Aim of the task: Count how many lines below include the string "Correlation", and give that number without anything else.

### Rows

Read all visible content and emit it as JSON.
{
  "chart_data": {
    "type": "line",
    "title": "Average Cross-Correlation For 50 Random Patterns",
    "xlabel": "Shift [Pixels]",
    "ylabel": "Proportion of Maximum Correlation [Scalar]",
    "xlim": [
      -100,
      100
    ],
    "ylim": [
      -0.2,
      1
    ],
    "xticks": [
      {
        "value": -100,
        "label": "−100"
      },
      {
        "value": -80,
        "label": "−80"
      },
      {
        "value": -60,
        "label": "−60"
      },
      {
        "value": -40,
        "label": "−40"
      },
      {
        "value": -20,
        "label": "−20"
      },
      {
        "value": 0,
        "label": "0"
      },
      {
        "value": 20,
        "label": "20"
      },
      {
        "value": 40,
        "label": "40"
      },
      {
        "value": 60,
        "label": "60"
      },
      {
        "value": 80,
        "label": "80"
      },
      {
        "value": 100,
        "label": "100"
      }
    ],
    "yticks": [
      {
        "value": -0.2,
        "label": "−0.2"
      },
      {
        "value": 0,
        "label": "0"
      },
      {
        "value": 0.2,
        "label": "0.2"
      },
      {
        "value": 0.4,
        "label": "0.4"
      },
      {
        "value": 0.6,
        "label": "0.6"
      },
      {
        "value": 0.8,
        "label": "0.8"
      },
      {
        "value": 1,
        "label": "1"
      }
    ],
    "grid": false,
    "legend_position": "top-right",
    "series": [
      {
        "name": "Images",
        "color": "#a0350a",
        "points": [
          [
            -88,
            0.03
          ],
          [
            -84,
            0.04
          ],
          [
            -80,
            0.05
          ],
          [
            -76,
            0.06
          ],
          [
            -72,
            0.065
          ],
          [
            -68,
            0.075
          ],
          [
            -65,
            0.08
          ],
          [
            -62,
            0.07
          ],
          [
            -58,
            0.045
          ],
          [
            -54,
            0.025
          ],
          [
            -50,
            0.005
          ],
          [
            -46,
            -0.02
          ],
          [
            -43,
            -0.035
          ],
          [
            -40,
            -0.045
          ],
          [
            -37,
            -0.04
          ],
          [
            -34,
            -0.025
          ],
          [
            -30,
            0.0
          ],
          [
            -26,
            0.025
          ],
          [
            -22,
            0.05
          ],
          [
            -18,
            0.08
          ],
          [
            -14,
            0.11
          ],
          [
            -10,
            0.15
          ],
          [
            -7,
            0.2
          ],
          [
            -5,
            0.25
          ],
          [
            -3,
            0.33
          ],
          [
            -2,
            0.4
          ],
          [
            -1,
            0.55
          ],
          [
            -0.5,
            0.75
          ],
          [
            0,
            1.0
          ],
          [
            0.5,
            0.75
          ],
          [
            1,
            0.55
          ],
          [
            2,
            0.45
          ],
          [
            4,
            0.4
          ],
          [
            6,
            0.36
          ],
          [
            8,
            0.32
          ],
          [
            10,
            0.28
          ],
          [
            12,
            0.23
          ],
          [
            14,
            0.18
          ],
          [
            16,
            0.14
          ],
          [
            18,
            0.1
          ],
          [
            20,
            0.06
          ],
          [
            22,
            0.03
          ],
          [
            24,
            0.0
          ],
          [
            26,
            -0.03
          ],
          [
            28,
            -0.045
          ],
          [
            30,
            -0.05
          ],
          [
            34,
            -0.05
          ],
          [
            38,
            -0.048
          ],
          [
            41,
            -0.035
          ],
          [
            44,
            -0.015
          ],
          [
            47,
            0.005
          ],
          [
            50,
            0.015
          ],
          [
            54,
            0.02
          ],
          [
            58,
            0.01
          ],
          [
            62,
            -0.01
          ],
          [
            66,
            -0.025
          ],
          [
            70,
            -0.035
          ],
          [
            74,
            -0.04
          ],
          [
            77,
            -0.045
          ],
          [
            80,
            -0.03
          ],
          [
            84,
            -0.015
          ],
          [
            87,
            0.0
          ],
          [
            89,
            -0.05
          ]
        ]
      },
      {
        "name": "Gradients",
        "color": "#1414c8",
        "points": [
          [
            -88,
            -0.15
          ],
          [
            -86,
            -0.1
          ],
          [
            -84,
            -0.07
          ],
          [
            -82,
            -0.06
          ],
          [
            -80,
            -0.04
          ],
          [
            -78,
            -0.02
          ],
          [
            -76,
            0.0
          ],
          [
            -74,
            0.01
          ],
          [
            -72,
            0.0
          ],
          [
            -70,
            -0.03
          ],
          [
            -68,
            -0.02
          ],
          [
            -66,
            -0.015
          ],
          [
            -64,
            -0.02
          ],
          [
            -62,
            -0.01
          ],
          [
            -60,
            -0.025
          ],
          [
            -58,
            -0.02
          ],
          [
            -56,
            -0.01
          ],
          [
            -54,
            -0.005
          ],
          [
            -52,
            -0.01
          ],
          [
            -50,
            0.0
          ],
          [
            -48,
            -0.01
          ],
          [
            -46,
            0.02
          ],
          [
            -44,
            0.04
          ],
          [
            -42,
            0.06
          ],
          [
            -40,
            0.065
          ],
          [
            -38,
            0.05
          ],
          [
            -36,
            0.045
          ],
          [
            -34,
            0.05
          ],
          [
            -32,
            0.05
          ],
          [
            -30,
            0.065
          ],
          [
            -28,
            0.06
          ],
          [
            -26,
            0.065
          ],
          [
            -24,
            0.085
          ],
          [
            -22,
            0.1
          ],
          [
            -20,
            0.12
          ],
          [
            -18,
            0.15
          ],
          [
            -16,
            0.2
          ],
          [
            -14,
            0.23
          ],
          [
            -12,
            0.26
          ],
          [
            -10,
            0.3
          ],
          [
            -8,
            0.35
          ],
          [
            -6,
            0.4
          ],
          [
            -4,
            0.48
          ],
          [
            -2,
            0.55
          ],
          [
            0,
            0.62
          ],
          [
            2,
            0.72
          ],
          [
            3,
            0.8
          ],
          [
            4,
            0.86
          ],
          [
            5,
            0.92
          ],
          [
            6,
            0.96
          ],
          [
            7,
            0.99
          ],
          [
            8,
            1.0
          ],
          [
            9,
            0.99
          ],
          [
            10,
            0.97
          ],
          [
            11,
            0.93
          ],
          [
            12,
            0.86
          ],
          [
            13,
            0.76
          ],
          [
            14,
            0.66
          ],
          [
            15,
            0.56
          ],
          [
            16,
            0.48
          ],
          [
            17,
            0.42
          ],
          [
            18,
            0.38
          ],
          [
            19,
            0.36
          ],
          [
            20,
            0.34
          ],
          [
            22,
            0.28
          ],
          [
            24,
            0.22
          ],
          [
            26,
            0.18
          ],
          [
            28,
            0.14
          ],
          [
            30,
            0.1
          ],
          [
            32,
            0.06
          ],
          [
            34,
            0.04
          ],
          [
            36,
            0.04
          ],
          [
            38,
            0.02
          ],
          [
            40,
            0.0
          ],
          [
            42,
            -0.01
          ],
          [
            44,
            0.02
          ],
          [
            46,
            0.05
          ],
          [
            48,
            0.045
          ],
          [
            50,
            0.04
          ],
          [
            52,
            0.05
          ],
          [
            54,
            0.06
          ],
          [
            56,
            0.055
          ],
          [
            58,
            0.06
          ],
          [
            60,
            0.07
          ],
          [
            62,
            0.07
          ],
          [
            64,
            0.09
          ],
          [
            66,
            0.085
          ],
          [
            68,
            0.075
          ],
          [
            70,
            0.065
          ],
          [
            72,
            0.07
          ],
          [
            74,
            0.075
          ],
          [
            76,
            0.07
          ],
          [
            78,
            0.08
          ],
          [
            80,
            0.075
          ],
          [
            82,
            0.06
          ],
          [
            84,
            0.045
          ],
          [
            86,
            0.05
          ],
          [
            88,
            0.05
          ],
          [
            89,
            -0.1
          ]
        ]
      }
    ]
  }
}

######

Exercise output: 2